- _INSTRUCTION_:
Read through the records below and copy each line that uses the word "febf".

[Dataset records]
_____

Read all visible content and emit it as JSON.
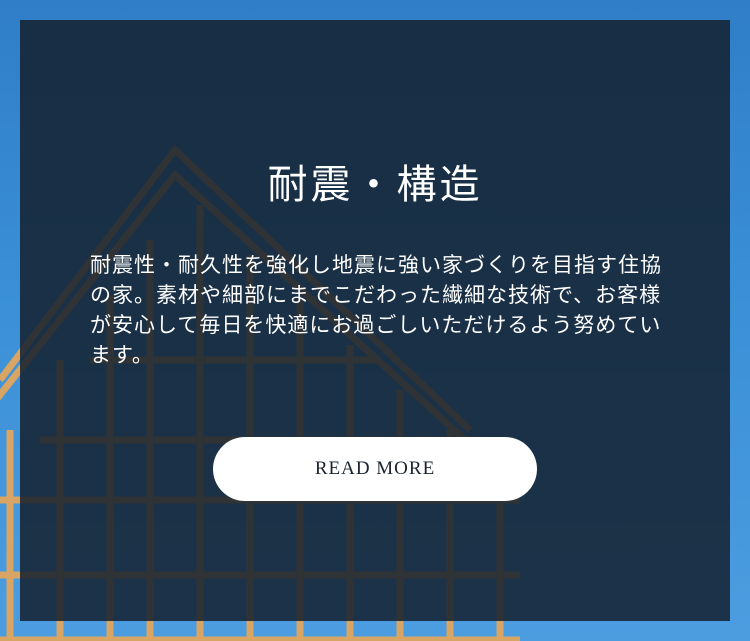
{
  "section": {
    "title": "耐震・構造",
    "description": "耐震性・耐久性を強化し地震に強い家づくりを目指す住協の家。素材や細部にまでこだわった繊細な技術で、お客様が安心して毎日を快適にお過ごしいただけるよう努めています。",
    "button_label": "READ MORE"
  },
  "background": {
    "image": "house-frame-under-construction",
    "sky_color": "#3a8fd6",
    "overlay_color": "#14212e"
  }
}
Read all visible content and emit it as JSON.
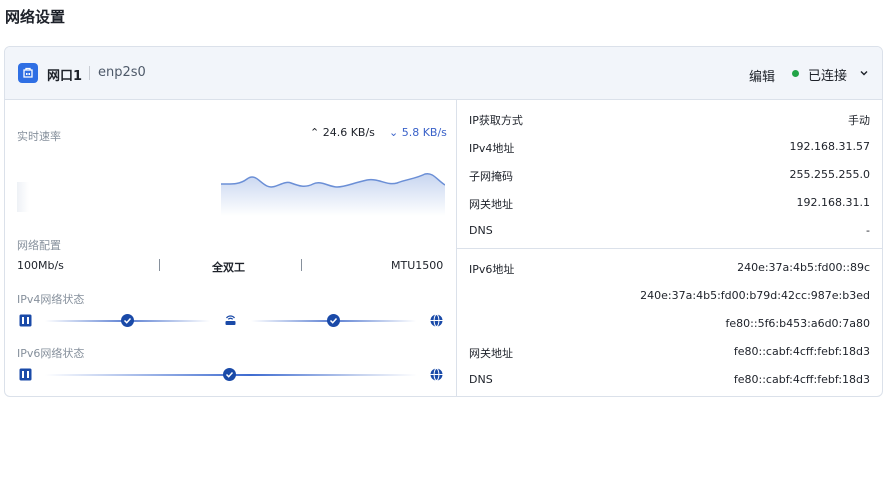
{
  "page": {
    "title": "网络设置"
  },
  "port": {
    "name": "网口1",
    "interface": "enp2s0",
    "edit_label": "编辑",
    "status": "已连接",
    "status_color": "#22a447"
  },
  "realtime": {
    "label": "实时速率",
    "upload": "24.6 KB/s",
    "download": "5.8 KB/s"
  },
  "netconfig": {
    "label": "网络配置",
    "speed": "100Mb/s",
    "duplex": "全双工",
    "mtu": "MTU1500"
  },
  "ipv4_status": {
    "label": "IPv4网络状态"
  },
  "ipv6_status": {
    "label": "IPv6网络状态"
  },
  "ipv4": {
    "rows": [
      {
        "label": "IP获取方式",
        "value": "手动"
      },
      {
        "label": "IPv4地址",
        "value": "192.168.31.57"
      },
      {
        "label": "子网掩码",
        "value": "255.255.255.0"
      },
      {
        "label": "网关地址",
        "value": "192.168.31.1"
      },
      {
        "label": "DNS",
        "value": "-"
      }
    ]
  },
  "ipv6": {
    "address_label": "IPv6地址",
    "addresses": [
      "240e:37a:4b5:fd00::89c",
      "240e:37a:4b5:fd00:b79d:42cc:987e:b3ed",
      "fe80::5f6:b453:a6d0:7a80"
    ],
    "gateway_label": "网关地址",
    "gateway": "fe80::cabf:4cff:febf:18d3",
    "dns_label": "DNS",
    "dns": "fe80::cabf:4cff:febf:18d3"
  },
  "accent_color": "#2f6fe4"
}
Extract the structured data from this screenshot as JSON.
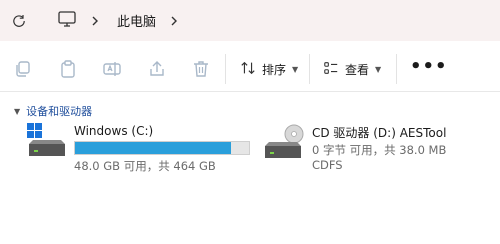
{
  "breadcrumb": {
    "location": "此电脑"
  },
  "toolbar": {
    "sort_label": "排序",
    "view_label": "查看",
    "more_label": "•••"
  },
  "section": {
    "title": "设备和驱动器"
  },
  "drives": [
    {
      "name": "Windows (C:)",
      "space_text": "48.0 GB 可用，共 464 GB",
      "used_fraction": 0.897
    },
    {
      "name": "CD 驱动器 (D:) AESTool",
      "space_text": "0 字节 可用，共 38.0 MB",
      "filesystem": "CDFS"
    }
  ],
  "colors": {
    "accent": "#2a9fdb",
    "section_text": "#1f4e9c",
    "addressbar_bg": "#f8f1f1"
  }
}
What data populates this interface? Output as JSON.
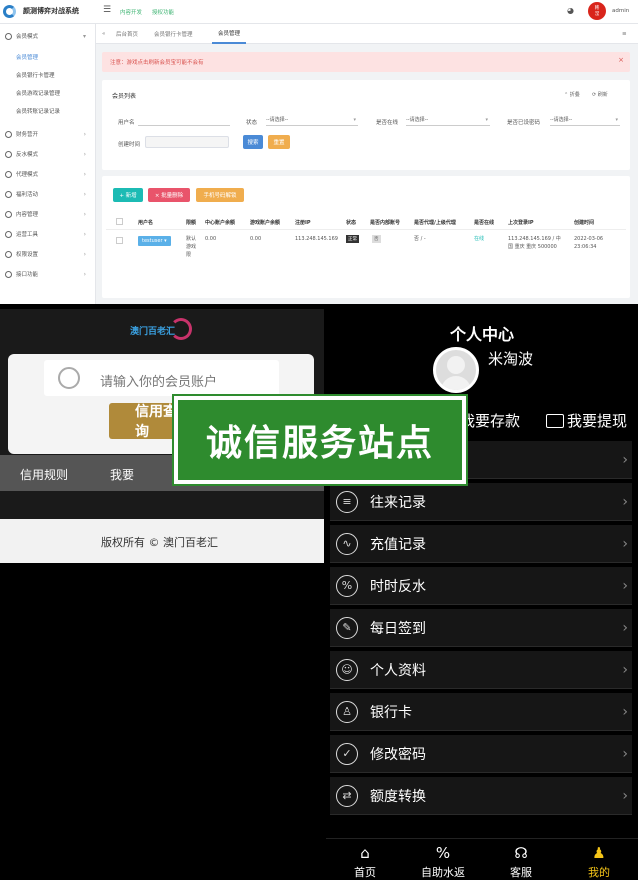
{
  "admin": {
    "system_title": "颜测博弈对战系统",
    "top_links": [
      "内容开发",
      "授权功能"
    ],
    "user": "admin",
    "avatar_text": "韩\n滢",
    "sidebar": {
      "items": [
        "会员模式",
        "财务营开",
        "反水模式",
        "代理模式",
        "福利活动",
        "内容管理",
        "运营工具",
        "权限设置",
        "接口功能"
      ],
      "subitems": [
        "会员管理",
        "会员银行卡管理",
        "会员游戏记录管理",
        "会员转账记录记录"
      ]
    },
    "tabs": [
      "后台首页",
      "会员银行卡管理",
      "会员管理"
    ],
    "notice": "注意：游戏点击刷新会员宝可能不会有",
    "panel_title": "会员列表",
    "panel_actions": [
      "折叠",
      "刷新"
    ],
    "filters": {
      "username_label": "用户名",
      "status_label": "状态",
      "status_value": "--请选择--",
      "online_label": "是否在线",
      "online_value": "--请选择--",
      "password_label": "是否已设密码",
      "password_value": "--请选择--",
      "time_label": "创建时间",
      "search_btn": "搜索",
      "reset_btn": "重置"
    },
    "toolbar": {
      "add": "+ 新增",
      "batch_delete": "× 批量删除",
      "unlock": "手机号码解锁"
    },
    "table": {
      "headers": [
        "用户名",
        "限额",
        "中心账户余额",
        "游戏账户余额",
        "注册IP",
        "状态",
        "是否内部账号",
        "是否代理/上级代理",
        "是否在线",
        "上次登录IP",
        "创建时间"
      ],
      "row": {
        "username": "testuser",
        "limit": "默认\n游戏\n限",
        "center_balance": "0.00",
        "game_balance": "0.00",
        "reg_ip": "113.248.145.169",
        "status": "正常",
        "internal": "否",
        "agent": "否 / -",
        "online": "在线",
        "last_ip": "113.248.145.169 / 中\n国 重庆 重庆 500000",
        "created": "2022-03-06\n23:06:34"
      }
    }
  },
  "login_page": {
    "logo_text": "澳门百老汇",
    "placeholder": "请输入你的会员账户",
    "query_btn": "信用查询",
    "nav": [
      "信用规则",
      "我要"
    ],
    "copyright": "版权所有 © 澳门百老汇"
  },
  "user_center": {
    "title": "个人中心",
    "username": "米淘波",
    "actions": [
      "我要存款",
      "我要提现"
    ],
    "menu": [
      {
        "label": "往来记录",
        "icon": "record-icon"
      },
      {
        "label": "充值记录",
        "icon": "recharge-icon"
      },
      {
        "label": "时时反水",
        "icon": "percent-icon"
      },
      {
        "label": "每日签到",
        "icon": "signin-icon"
      },
      {
        "label": "个人资料",
        "icon": "profile-icon"
      },
      {
        "label": "银行卡",
        "icon": "bankcard-icon"
      },
      {
        "label": "修改密码",
        "icon": "shield-icon"
      },
      {
        "label": "额度转换",
        "icon": "transfer-icon"
      }
    ],
    "bottom_nav": [
      "首页",
      "自助水返",
      "客服",
      "我的"
    ]
  },
  "banner": {
    "text": "诚信服务站点"
  },
  "colors": {
    "accent_gold": "#f5c518",
    "banner_green": "#2e8b2e",
    "admin_blue": "#4a8ad6",
    "query_gold": "#b08a3a"
  }
}
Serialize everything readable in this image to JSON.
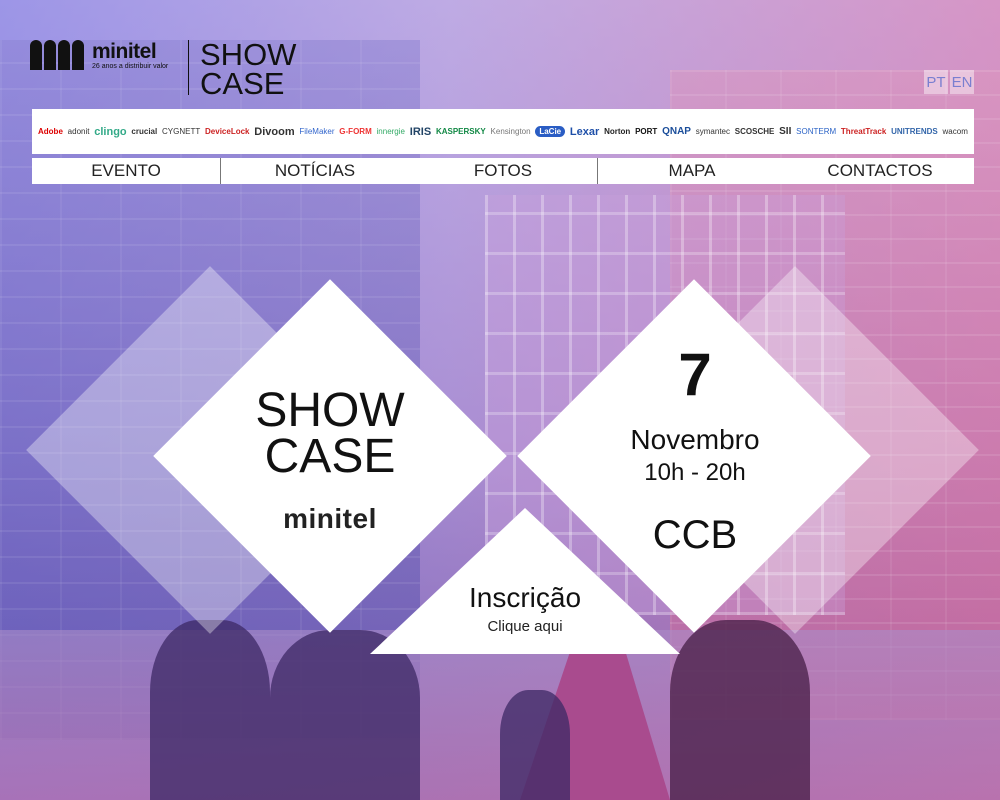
{
  "header": {
    "logo_name": "minitel",
    "logo_tagline": "26 anos a distribuir valor",
    "title_line1": "SHOW",
    "title_line2": "CASE"
  },
  "languages": [
    "PT",
    "EN"
  ],
  "brands": [
    "Adobe",
    "adonit",
    "clingo",
    "crucial",
    "CYGNETT",
    "DeviceLock",
    "Divoom",
    "FileMaker",
    "G-FORM",
    "innergie",
    "IRIS",
    "KASPERSKY",
    "Kensington",
    "LaCie",
    "Lexar",
    "Norton",
    "PORT",
    "QNAP",
    "symantec",
    "SCOSCHE",
    "SII",
    "SONTERM",
    "ThreatTrack",
    "UNITRENDS",
    "wacom"
  ],
  "nav": {
    "items": [
      "EVENTO",
      "NOTÍCIAS",
      "FOTOS",
      "MAPA",
      "CONTACTOS"
    ]
  },
  "showcase": {
    "title_line1": "SHOW",
    "title_line2": "CASE",
    "brand": "minitel"
  },
  "event": {
    "day": "7",
    "month": "Novembro",
    "hours": "10h - 20h",
    "venue": "CCB"
  },
  "registration": {
    "title": "Inscrição",
    "subtitle": "Clique aqui"
  },
  "colors": {
    "overlay_left": "#7a6ee6",
    "overlay_right": "#e16eaa",
    "lang_text": "#7a7fd0"
  }
}
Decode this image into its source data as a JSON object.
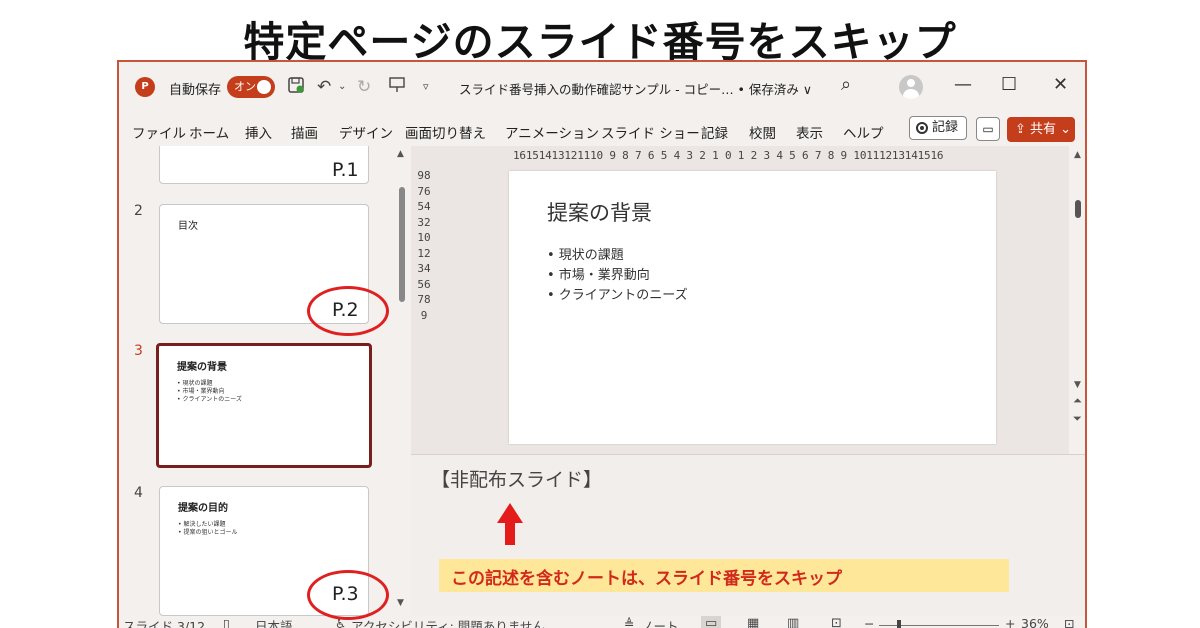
{
  "banner": {
    "title": "特定ページのスライド番号をスキップ"
  },
  "titlebar": {
    "app_icon": "P",
    "autosave_label": "自動保存",
    "autosave_toggle": "オン",
    "document_title": "スライド番号挿入の動作確認サンプル - コピー… • 保存済み ∨",
    "minimize": "—",
    "maximize": "☐",
    "close": "✕"
  },
  "menu": {
    "items": [
      "ファイル",
      "ホーム",
      "挿入",
      "描画",
      "デザイン",
      "画面切り替え",
      "アニメーション",
      "スライド ショー",
      "記録",
      "校閲",
      "表示",
      "ヘルプ"
    ],
    "record_button": "記録",
    "share_button": "共有 ⌄"
  },
  "thumbnails": {
    "slide1": {
      "page_label": "P.1"
    },
    "slide2": {
      "number": "2",
      "title": "目次",
      "page_label": "P.2"
    },
    "slide3": {
      "number": "3",
      "title": "提案の背景",
      "bullets": [
        "• 現状の課題",
        "• 市場・業界動向",
        "• クライアントのニーズ"
      ]
    },
    "slide4": {
      "number": "4",
      "title": "提案の目的",
      "bullets": [
        "• 解決したい課題",
        "• 提案の狙いとゴール"
      ],
      "page_label": "P.3"
    }
  },
  "editor": {
    "ruler_h": "16151413121110 9 8 7 6 5 4 3 2 1 0 1 2 3 4 5 6 7 8 9 10111213141516",
    "ruler_v": "9876543210123456789",
    "slide_title": "提案の背景",
    "bullets": [
      "• 現状の課題",
      "• 市場・業界動向",
      "• クライアントのニーズ"
    ]
  },
  "notes": {
    "text": "【非配布スライド】",
    "callout": "この記述を含むノートは、スライド番号をスキップ"
  },
  "statusbar": {
    "slide_counter": "スライド 3/12",
    "language": "日本語",
    "accessibility": "アクセシビリティ: 問題ありません",
    "notes_button": "ノート",
    "zoom": "36%"
  },
  "colors": {
    "accent": "#c43e1c",
    "highlight_circle": "#e02020",
    "callout_bg": "#ffe79a",
    "callout_text": "#d12a1a"
  }
}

_____

- _FULL RESPONSE_:
    "gateway": "fe80::cabf:4cff:febf:18d3",
    "dns": "fe80::cabf:4cff:febf:18d3"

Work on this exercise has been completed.